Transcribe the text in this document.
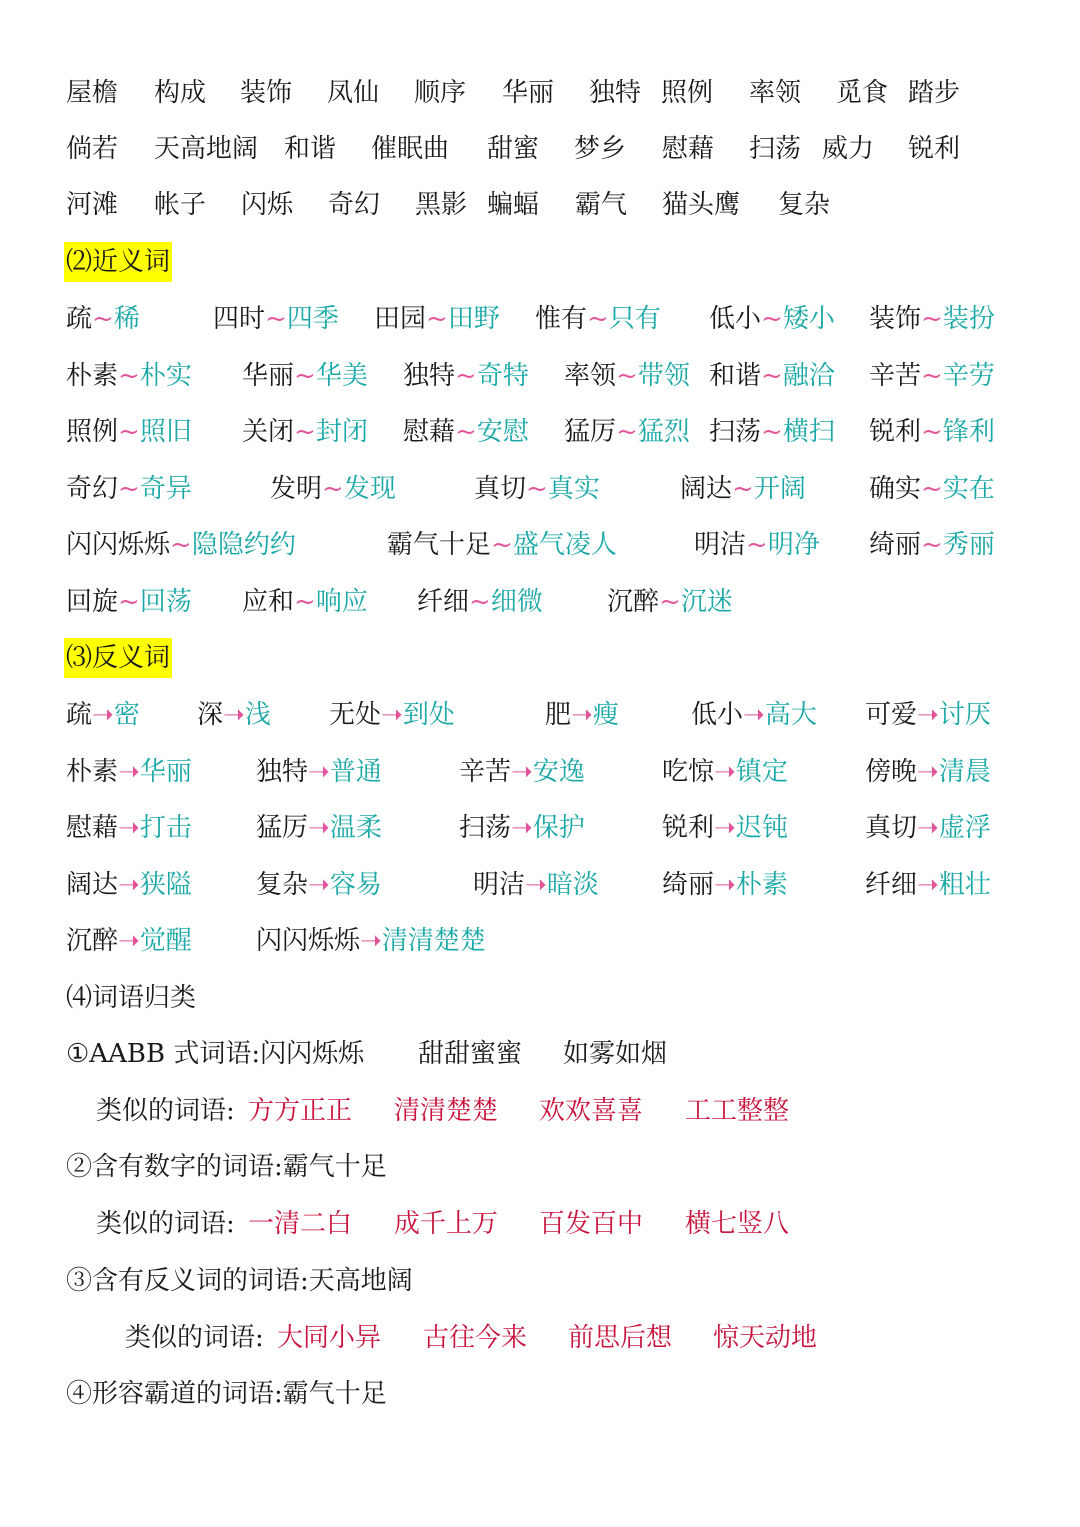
屋檐 构成 装饰 凤仙 顺序 华丽 独特 照例 率领 觅食 踏步
倘若 天高地阔 和谐 催眠曲 甜蜜 梦乡 慰藉 扫荡 威力 锐利
河滩 帐子 闪烁 奇幻 黑影 蝙蝠 霸气 猫头鹰 复杂
⑵近义词
疏~稀	四时~四季 田园~田野 惟有~只有 低小~矮小 装饰~装扮
朴素~朴实 华丽~华美 独特~奇特 率领~带领 和谐~融洽 辛苦~辛劳
照例~照旧 关闭~封闭 慰藉~安慰 猛厉~猛烈 扫荡~横扫 锐利~锋利
奇幻~奇异	发明~发现	真切~真实	阔达~开阔 确实~实在
闪闪烁烁~隐隐约约	霸气十足~盛气凌人	明洁~明净 绮丽~秀丽
回旋~回荡 应和~响应 纤细~细微 沉醉~沉迷
⑶反义词
疏➝密 深➝浅 无处➝到处	肥➝瘦	低小➝高大 可爱➝讨厌
朴素➝华丽 独特➝普通	辛苦➝安逸	吃惊➝镇定	傍晚➝清晨
慰藉➝打击 猛厉➝温柔	扫荡➝保护	锐利➝迟钝	真切➝虚浮
阔达➝狭隘 复杂➝容易	明洁➝暗淡 绮丽➝朴素	纤细➝粗壮
沉醉➝觉醒 闪闪烁烁➝清清楚楚
⑷词语归类
①AABB 式词语:闪闪烁烁 甜甜蜜蜜 如雾如烟
类似的词语: 方方正正 清清楚楚 欢欢喜喜 工工整整
②含有数字的词语:霸气十足
类似的词语: 一清二白 成千上万 百发百中 横七竖八
③含有反义词的词语:天高地阔
类似的词语: 大同小异 古往今来 前思后想 惊天动地
④形容霸道的词语:霸气十足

-- -- --

* _GOAL_
Leave out the pictures and print each record exactly as it stands.

* _ANSWER FOR THE TASK_
Transcribe the text in this document.
屋檐 构成 装饰 凤仙 顺序 华丽 独特 照例 率领 觅食 踏步
倘若 天高地阔 和谐 催眠曲 甜蜜 梦乡 慰藉 扫荡 威力 锐利
河滩 帐子 闪烁 奇幻 黑影 蝙蝠 霸气 猫头鹰 复杂
⑵近义词
疏~稀	四时~四季 田园~田野 惟有~只有 低小~矮小 装饰~装扮
朴素~朴实 华丽~华美 独特~奇特 率领~带领 和谐~融洽 辛苦~辛劳
照例~照旧 关闭~封闭 慰藉~安慰 猛厉~猛烈 扫荡~横扫 锐利~锋利
奇幻~奇异	发明~发现	真切~真实	阔达~开阔 确实~实在
闪闪烁烁~隐隐约约	霸气十足~盛气凌人	明洁~明净 绮丽~秀丽
回旋~回荡 应和~响应 纤细~细微 沉醉~沉迷
⑶反义词
疏➝密 深➝浅 无处➝到处	肥➝瘦	低小➝高大 可爱➝讨厌
朴素➝华丽 独特➝普通	辛苦➝安逸	吃惊➝镇定	傍晚➝清晨
慰藉➝打击 猛厉➝温柔	扫荡➝保护	锐利➝迟钝	真切➝虚浮
阔达➝狭隘 复杂➝容易	明洁➝暗淡 绮丽➝朴素	纤细➝粗壮
沉醉➝觉醒 闪闪烁烁➝清清楚楚
⑷词语归类
①AABB 式词语:闪闪烁烁 甜甜蜜蜜 如雾如烟
类似的词语: 方方正正 清清楚楚 欢欢喜喜 工工整整
②含有数字的词语:霸气十足
类似的词语: 一清二白 成千上万 百发百中 横七竖八
③含有反义词的词语:天高地阔
类似的词语: 大同小异 古往今来 前思后想 惊天动地
④形容霸道的词语:霸气十足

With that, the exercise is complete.